-- GOAL --
The entries below are to be transcribed in full, without their images.

(Records from a data source)

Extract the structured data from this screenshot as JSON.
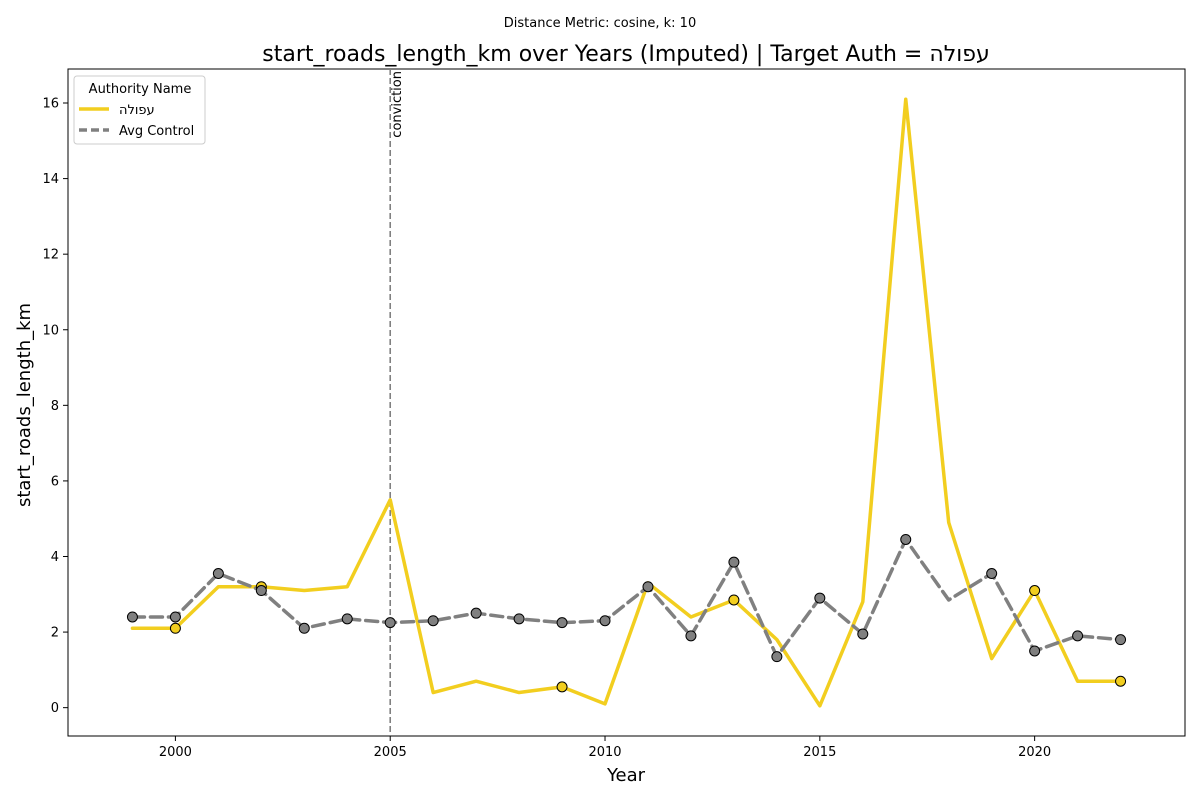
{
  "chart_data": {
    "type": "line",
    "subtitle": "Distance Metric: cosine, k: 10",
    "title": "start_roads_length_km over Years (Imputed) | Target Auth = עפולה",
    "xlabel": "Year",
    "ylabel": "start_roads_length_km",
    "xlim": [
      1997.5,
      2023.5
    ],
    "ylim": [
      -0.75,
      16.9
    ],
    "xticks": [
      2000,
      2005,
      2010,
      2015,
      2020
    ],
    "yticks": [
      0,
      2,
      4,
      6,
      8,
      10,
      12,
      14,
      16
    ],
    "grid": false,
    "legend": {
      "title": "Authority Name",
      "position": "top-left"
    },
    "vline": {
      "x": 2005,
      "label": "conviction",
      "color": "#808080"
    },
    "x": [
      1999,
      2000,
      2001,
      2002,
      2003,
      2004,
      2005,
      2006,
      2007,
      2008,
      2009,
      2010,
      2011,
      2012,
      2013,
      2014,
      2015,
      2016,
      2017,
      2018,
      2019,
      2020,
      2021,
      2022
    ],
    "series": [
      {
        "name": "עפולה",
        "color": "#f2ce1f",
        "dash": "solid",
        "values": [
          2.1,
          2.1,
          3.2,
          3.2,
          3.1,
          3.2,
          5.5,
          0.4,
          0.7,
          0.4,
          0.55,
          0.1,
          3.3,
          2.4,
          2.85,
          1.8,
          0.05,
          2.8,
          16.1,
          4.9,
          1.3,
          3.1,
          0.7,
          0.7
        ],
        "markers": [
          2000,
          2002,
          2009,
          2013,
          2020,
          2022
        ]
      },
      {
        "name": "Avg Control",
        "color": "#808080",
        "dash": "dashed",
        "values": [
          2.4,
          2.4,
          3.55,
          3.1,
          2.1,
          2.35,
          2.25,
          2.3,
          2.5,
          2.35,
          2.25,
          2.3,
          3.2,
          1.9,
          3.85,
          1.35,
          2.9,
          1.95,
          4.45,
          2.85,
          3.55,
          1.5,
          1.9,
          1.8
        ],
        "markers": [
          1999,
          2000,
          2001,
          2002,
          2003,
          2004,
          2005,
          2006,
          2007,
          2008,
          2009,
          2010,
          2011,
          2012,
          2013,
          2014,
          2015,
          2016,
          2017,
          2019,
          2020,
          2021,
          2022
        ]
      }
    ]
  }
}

-- TASK RESPONSE --
Extract the structured data from this screenshot as JSON.
{
  "chart_data": {
    "type": "line",
    "subtitle": "Distance Metric: cosine, k: 10",
    "title": "start_roads_length_km over Years (Imputed) | Target Auth = עפולה",
    "xlabel": "Year",
    "ylabel": "start_roads_length_km",
    "xlim": [
      1997.5,
      2023.5
    ],
    "ylim": [
      -0.75,
      16.9
    ],
    "xticks": [
      2000,
      2005,
      2010,
      2015,
      2020
    ],
    "yticks": [
      0,
      2,
      4,
      6,
      8,
      10,
      12,
      14,
      16
    ],
    "grid": false,
    "legend": {
      "title": "Authority Name",
      "position": "top-left"
    },
    "vline": {
      "x": 2005,
      "label": "conviction",
      "color": "#808080"
    },
    "x": [
      1999,
      2000,
      2001,
      2002,
      2003,
      2004,
      2005,
      2006,
      2007,
      2008,
      2009,
      2010,
      2011,
      2012,
      2013,
      2014,
      2015,
      2016,
      2017,
      2018,
      2019,
      2020,
      2021,
      2022
    ],
    "series": [
      {
        "name": "עפולה",
        "color": "#f2ce1f",
        "dash": "solid",
        "values": [
          2.1,
          2.1,
          3.2,
          3.2,
          3.1,
          3.2,
          5.5,
          0.4,
          0.7,
          0.4,
          0.55,
          0.1,
          3.3,
          2.4,
          2.85,
          1.8,
          0.05,
          2.8,
          16.1,
          4.9,
          1.3,
          3.1,
          0.7,
          0.7
        ],
        "markers": [
          2000,
          2002,
          2009,
          2013,
          2020,
          2022
        ]
      },
      {
        "name": "Avg Control",
        "color": "#808080",
        "dash": "dashed",
        "values": [
          2.4,
          2.4,
          3.55,
          3.1,
          2.1,
          2.35,
          2.25,
          2.3,
          2.5,
          2.35,
          2.25,
          2.3,
          3.2,
          1.9,
          3.85,
          1.35,
          2.9,
          1.95,
          4.45,
          2.85,
          3.55,
          1.5,
          1.9,
          1.8
        ],
        "markers": [
          1999,
          2000,
          2001,
          2002,
          2003,
          2004,
          2005,
          2006,
          2007,
          2008,
          2009,
          2010,
          2011,
          2012,
          2013,
          2014,
          2015,
          2016,
          2017,
          2019,
          2020,
          2021,
          2022
        ]
      }
    ]
  }
}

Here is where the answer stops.